Tiroteo en Teotihuacán: quién era el agresor y su perfil “copycat” que alarma
Identifican al agresor del tiroteo en Teotihuacán: perfil “copycat”, planeación y vínculos con masacres.
El ataque armado en la zona arqueológica de Teotihuacán sigue revelando detalles inquietantes. Lo que comenzó como una tragedia aislada ahora perfila un caso más complejo: el agresor fue plenamente identificado, tenía antecedentes de comportamiento violento y actuó con planeación previa, influenciado por masacres internacionales.
El hecho ocurrió el 20 de abril de 2026, cuando un hombre abrió fuego desde la Pirámide de la Luna contra turistas nacionales y extranjeros, dejando una mujer canadiense muerta y al menos 13 personas heridas.
En esta actualización te explicamos quién era el atacante, cómo operó y qué nuevos elementos han confirmado las autoridades.
Identifican al agresor: ¿quién era y de dónde venía?
Las investigaciones oficiales lograron identificar al responsable como Julio César Jasso Ramírez, de 27 años, originario de la Ciudad de México.
De acuerdo con reportes, el sujeto residía en la alcaldía Gustavo A. Madero, específicamente en la colonia La Purísima Ticomán.
El día del ataque, subió a una zona elevada de la pirámide portando un arma de fuego, cartuchos y un arma blanca, lo que confirma que no se trató de un acto improvisado.
Testimonios indican que incluso tomó rehenes y los amenazó directamente, lo que elevó el nivel de violencia del incidente.
¿Cómo ocurrió el ataque?: caos en segundos
El tiroteo se desató cerca del mediodía, cuando turistas recorrían uno de los puntos más concurridos del sitio.

[Registros de un conjunto de datos]
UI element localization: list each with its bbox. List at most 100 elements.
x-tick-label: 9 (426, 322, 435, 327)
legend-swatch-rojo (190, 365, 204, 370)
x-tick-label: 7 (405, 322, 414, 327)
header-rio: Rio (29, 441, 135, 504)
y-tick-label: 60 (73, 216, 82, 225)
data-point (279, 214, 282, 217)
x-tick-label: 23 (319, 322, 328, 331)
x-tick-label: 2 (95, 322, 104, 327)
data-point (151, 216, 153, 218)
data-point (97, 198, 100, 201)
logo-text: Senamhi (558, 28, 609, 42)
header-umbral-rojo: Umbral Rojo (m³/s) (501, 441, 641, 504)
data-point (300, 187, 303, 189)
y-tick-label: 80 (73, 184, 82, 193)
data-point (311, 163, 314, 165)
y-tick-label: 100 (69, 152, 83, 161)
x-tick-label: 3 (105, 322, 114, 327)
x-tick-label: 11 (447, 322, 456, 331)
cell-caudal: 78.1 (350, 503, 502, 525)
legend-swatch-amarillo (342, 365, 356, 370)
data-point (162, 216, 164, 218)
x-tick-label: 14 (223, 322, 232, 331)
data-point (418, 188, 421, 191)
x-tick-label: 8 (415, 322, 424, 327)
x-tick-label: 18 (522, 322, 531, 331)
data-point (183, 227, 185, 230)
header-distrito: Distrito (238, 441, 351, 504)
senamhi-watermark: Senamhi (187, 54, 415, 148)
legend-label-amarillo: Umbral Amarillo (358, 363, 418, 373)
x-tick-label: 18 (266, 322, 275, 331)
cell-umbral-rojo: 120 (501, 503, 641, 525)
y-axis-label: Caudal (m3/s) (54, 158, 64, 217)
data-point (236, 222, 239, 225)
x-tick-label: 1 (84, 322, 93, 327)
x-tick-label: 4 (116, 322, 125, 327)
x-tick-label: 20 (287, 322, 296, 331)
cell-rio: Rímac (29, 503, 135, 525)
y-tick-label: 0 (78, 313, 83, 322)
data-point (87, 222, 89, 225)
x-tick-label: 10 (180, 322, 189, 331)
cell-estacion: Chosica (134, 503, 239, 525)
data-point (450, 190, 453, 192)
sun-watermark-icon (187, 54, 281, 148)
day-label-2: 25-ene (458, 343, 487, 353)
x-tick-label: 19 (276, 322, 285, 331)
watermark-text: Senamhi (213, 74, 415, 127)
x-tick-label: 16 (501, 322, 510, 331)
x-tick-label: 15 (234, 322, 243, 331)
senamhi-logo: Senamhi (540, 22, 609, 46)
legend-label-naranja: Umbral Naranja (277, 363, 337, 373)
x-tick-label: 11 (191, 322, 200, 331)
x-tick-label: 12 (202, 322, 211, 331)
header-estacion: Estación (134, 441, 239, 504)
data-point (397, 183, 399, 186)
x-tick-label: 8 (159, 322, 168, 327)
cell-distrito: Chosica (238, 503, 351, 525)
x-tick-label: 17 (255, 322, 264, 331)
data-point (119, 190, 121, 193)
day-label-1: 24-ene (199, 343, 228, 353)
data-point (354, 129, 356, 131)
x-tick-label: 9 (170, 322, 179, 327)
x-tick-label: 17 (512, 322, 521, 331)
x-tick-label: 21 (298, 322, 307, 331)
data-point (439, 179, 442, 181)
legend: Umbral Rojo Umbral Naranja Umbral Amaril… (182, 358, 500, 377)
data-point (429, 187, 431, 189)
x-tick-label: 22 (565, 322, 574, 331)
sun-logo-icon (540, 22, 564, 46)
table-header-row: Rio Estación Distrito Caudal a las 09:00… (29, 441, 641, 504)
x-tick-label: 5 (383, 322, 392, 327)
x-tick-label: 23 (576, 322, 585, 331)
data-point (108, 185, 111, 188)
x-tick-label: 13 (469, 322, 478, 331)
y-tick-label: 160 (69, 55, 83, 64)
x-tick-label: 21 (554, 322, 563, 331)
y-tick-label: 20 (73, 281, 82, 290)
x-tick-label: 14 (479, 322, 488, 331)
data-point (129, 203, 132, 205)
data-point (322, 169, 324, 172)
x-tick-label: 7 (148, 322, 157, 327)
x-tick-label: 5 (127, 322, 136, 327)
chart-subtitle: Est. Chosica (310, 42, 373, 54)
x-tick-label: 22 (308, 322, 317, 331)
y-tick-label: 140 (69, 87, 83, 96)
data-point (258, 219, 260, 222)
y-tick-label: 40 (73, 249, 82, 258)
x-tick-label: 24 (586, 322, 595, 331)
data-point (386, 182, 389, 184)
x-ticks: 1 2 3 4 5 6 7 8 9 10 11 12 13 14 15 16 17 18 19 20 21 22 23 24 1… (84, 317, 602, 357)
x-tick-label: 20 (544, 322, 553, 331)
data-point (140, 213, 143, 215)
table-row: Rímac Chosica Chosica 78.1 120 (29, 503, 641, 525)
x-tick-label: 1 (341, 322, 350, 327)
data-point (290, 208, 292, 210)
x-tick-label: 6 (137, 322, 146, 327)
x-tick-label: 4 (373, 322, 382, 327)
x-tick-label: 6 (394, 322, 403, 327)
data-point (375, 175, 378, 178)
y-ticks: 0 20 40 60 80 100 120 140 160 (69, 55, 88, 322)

(Consigna) Extrae, sin cambiar nada, el fragmento de la nota sobre el tiroteo en Teotihuacán que comienza en las palabras que contienen "El día del ataque, subió" y termina después de "violencia del incidente.".

(Respuesta)
El día del ataque, subió a una zona elevada de la pirámide portando un arma de fuego, cartuchos y un arma blanca, lo que confirma que no se trató de un acto improvisado.
Testimonios indican que incluso tomó rehenes y los amenazó directamente, lo que elevó el nivel de violencia del incidente.